[Extracted records]
-=-=-

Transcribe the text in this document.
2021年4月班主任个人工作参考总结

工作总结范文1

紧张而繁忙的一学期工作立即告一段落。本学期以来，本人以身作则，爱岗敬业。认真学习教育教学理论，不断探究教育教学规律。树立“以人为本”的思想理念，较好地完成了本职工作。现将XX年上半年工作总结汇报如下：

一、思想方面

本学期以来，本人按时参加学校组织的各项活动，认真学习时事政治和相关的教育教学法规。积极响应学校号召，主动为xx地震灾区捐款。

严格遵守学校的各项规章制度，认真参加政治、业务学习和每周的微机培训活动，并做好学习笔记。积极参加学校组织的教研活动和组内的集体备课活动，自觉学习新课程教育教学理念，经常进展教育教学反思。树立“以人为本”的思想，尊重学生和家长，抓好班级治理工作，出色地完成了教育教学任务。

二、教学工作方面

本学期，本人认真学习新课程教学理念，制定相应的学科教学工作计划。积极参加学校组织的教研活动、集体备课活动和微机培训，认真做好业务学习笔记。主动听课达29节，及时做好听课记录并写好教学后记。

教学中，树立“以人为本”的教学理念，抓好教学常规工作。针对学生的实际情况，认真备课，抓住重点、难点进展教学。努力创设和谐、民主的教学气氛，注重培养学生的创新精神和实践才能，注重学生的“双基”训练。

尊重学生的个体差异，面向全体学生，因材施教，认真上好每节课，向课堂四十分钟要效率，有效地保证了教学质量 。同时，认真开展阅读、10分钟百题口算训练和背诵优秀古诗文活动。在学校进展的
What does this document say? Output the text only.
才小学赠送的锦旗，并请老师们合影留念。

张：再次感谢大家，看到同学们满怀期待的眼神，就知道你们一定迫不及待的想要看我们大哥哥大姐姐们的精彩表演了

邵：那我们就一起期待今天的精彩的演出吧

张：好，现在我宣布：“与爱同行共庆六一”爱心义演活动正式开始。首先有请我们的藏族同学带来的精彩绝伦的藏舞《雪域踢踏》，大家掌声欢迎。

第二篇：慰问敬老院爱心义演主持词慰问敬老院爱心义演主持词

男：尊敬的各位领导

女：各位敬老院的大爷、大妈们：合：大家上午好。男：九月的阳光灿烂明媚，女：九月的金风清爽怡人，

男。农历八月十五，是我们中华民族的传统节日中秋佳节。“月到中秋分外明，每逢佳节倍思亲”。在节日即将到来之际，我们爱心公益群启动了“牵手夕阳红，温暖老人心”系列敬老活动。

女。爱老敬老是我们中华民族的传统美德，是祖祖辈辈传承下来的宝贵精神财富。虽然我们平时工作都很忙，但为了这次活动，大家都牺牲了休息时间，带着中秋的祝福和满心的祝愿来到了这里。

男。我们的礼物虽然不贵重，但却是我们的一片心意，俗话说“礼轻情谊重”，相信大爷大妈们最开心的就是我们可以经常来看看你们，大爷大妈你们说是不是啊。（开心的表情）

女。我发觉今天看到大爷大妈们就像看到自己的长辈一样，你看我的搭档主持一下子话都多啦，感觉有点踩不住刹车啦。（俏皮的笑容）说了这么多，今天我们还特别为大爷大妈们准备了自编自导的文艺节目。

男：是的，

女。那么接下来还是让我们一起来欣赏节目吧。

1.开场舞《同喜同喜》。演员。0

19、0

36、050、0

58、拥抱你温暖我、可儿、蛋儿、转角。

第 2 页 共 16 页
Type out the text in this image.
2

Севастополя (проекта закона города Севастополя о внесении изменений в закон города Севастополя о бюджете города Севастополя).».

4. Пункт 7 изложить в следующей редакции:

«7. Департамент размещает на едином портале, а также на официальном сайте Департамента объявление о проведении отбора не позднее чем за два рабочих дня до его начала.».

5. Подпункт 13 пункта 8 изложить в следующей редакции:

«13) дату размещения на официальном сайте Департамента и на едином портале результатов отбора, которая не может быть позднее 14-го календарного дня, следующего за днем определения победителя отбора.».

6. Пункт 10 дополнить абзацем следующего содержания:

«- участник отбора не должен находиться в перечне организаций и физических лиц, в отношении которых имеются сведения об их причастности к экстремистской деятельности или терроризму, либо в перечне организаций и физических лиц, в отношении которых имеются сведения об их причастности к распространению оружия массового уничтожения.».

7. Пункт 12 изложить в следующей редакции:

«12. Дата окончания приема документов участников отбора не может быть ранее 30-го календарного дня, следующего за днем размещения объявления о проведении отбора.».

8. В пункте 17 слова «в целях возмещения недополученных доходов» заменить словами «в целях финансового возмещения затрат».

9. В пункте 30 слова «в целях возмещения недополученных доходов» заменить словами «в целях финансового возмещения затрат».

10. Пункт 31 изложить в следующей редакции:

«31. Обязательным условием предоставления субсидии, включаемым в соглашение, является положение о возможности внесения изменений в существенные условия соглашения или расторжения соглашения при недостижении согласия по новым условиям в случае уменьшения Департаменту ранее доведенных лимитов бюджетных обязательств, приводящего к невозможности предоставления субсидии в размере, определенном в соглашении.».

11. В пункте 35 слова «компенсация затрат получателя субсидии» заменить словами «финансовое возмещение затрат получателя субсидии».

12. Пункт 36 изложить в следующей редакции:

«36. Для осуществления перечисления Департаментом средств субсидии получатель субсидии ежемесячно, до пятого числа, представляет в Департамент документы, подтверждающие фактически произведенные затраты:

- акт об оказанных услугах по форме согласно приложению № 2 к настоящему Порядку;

-=-=-

Restate each entry exactly, skipping none.

Transcribe the text in this document.
2021年4月班主任个人工作参考总结

工作总结范文1

紧张而繁忙的一学期工作立即告一段落。本学期以来，本人以身作则，爱岗敬业。认真学习教育教学理论，不断探究教育教学规律。树立“以人为本”的思想理念，较好地完成了本职工作。现将XX年上半年工作总结汇报如下：

一、思想方面

本学期以来，本人按时参加学校组织的各项活动，认真学习时事政治和相关的教育教学法规。积极响应学校号召，主动为xx地震灾区捐款。

严格遵守学校的各项规章制度，认真参加政治、业务学习和每周的微机培训活动，并做好学习笔记。积极参加学校组织的教研活动和组内的集体备课活动，自觉学习新课程教育教学理念，经常进展教育教学反思。树立“以人为本”的思想，尊重学生和家长，抓好班级治理工作，出色地完成了教育教学任务。

二、教学工作方面

本学期，本人认真学习新课程教学理念，制定相应的学科教学工作计划。积极参加学校组织的教研活动、集体备课活动和微机培训，认真做好业务学习笔记。主动听课达29节，及时做好听课记录并写好教学后记。

教学中，树立“以人为本”的教学理念，抓好教学常规工作。针对学生的实际情况，认真备课，抓住重点、难点进展教学。努力创设和谐、民主的教学气氛，注重培养学生的创新精神和实践才能，注重学生的“双基”训练。

尊重学生的个体差异，面向全体学生，因材施教，认真上好每节课，向课堂四十分钟要效率，有效地保证了教学质量 。同时，认真开展阅读、10分钟百题口算训练和背诵优秀古诗文活动。在学校进展的
What does this document say? Output the text only.
才小学赠送的锦旗，并请老师们合影留念。

张：再次感谢大家，看到同学们满怀期待的眼神，就知道你们一定迫不及待的想要看我们大哥哥大姐姐们的精彩表演了

邵：那我们就一起期待今天的精彩的演出吧

张：好，现在我宣布：“与爱同行共庆六一”爱心义演活动正式开始。首先有请我们的藏族同学带来的精彩绝伦的藏舞《雪域踢踏》，大家掌声欢迎。

第二篇：慰问敬老院爱心义演主持词慰问敬老院爱心义演主持词

男：尊敬的各位领导

女：各位敬老院的大爷、大妈们：合：大家上午好。男：九月的阳光灿烂明媚，女：九月的金风清爽怡人，

男。农历八月十五，是我们中华民族的传统节日中秋佳节。“月到中秋分外明，每逢佳节倍思亲”。在节日即将到来之际，我们爱心公益群启动了“牵手夕阳红，温暖老人心”系列敬老活动。

女。爱老敬老是我们中华民族的传统美德，是祖祖辈辈传承下来的宝贵精神财富。虽然我们平时工作都很忙，但为了这次活动，大家都牺牲了休息时间，带着中秋的祝福和满心的祝愿来到了这里。

男。我们的礼物虽然不贵重，但却是我们的一片心意，俗话说“礼轻情谊重”，相信大爷大妈们最开心的就是我们可以经常来看看你们，大爷大妈你们说是不是啊。（开心的表情）

女。我发觉今天看到大爷大妈们就像看到自己的长辈一样，你看我的搭档主持一下子话都多啦，感觉有点踩不住刹车啦。（俏皮的笑容）说了这么多，今天我们还特别为大爷大妈们准备了自编自导的文艺节目。

男：是的，

女。那么接下来还是让我们一起来欣赏节目吧。

1.开场舞《同喜同喜》。演员。0

19、0

36、050、0

58、拥抱你温暖我、可儿、蛋儿、转角。

第 2 页 共 16 页
Type out the text in this image.
2

Севастополя (проекта закона города Севастополя о внесении изменений в закон города Севастополя о бюджете города Севастополя).».

4. Пункт 7 изложить в следующей редакции:

«7. Департамент размещает на едином портале, а также на официальном сайте Департамента объявление о проведении отбора не позднее чем за два рабочих дня до его начала.».

5. Подпункт 13 пункта 8 изложить в следующей редакции:

«13) дату размещения на официальном сайте Департамента и на едином портале результатов отбора, которая не может быть позднее 14-го календарного дня, следующего за днем определения победителя отбора.».

6. Пункт 10 дополнить абзацем следующего содержания:

«- участник отбора не должен находиться в перечне организаций и физических лиц, в отношении которых имеются сведения об их причастности к экстремистской деятельности или терроризму, либо в перечне организаций и физических лиц, в отношении которых имеются сведения об их причастности к распространению оружия массового уничтожения.».

7. Пункт 12 изложить в следующей редакции:

«12. Дата окончания приема документов участников отбора не может быть ранее 30-го календарного дня, следующего за днем размещения объявления о проведении отбора.».

8. В пункте 17 слова «в целях возмещения недополученных доходов» заменить словами «в целях финансового возмещения затрат».

9. В пункте 30 слова «в целях возмещения недополученных доходов» заменить словами «в целях финансового возмещения затрат».

10. Пункт 31 изложить в следующей редакции:

«31. Обязательным условием предоставления субсидии, включаемым в соглашение, является положение о возможности внесения изменений в существенные условия соглашения или расторжения соглашения при недостижении согласия по новым условиям в случае уменьшения Департаменту ранее доведенных лимитов бюджетных обязательств, приводящего к невозможности предоставления субсидии в размере, определенном в соглашении.».

11. В пункте 35 слова «компенсация затрат получателя субсидии» заменить словами «финансовое возмещение затрат получателя субсидии».

12. Пункт 36 изложить в следующей редакции:

«36. Для осуществления перечисления Департаментом средств субсидии получатель субсидии ежемесячно, до пятого числа, представляет в Департамент документы, подтверждающие фактически произведенные затраты:

- акт об оказанных услугах по форме согласно приложению № 2 к настоящему Порядку;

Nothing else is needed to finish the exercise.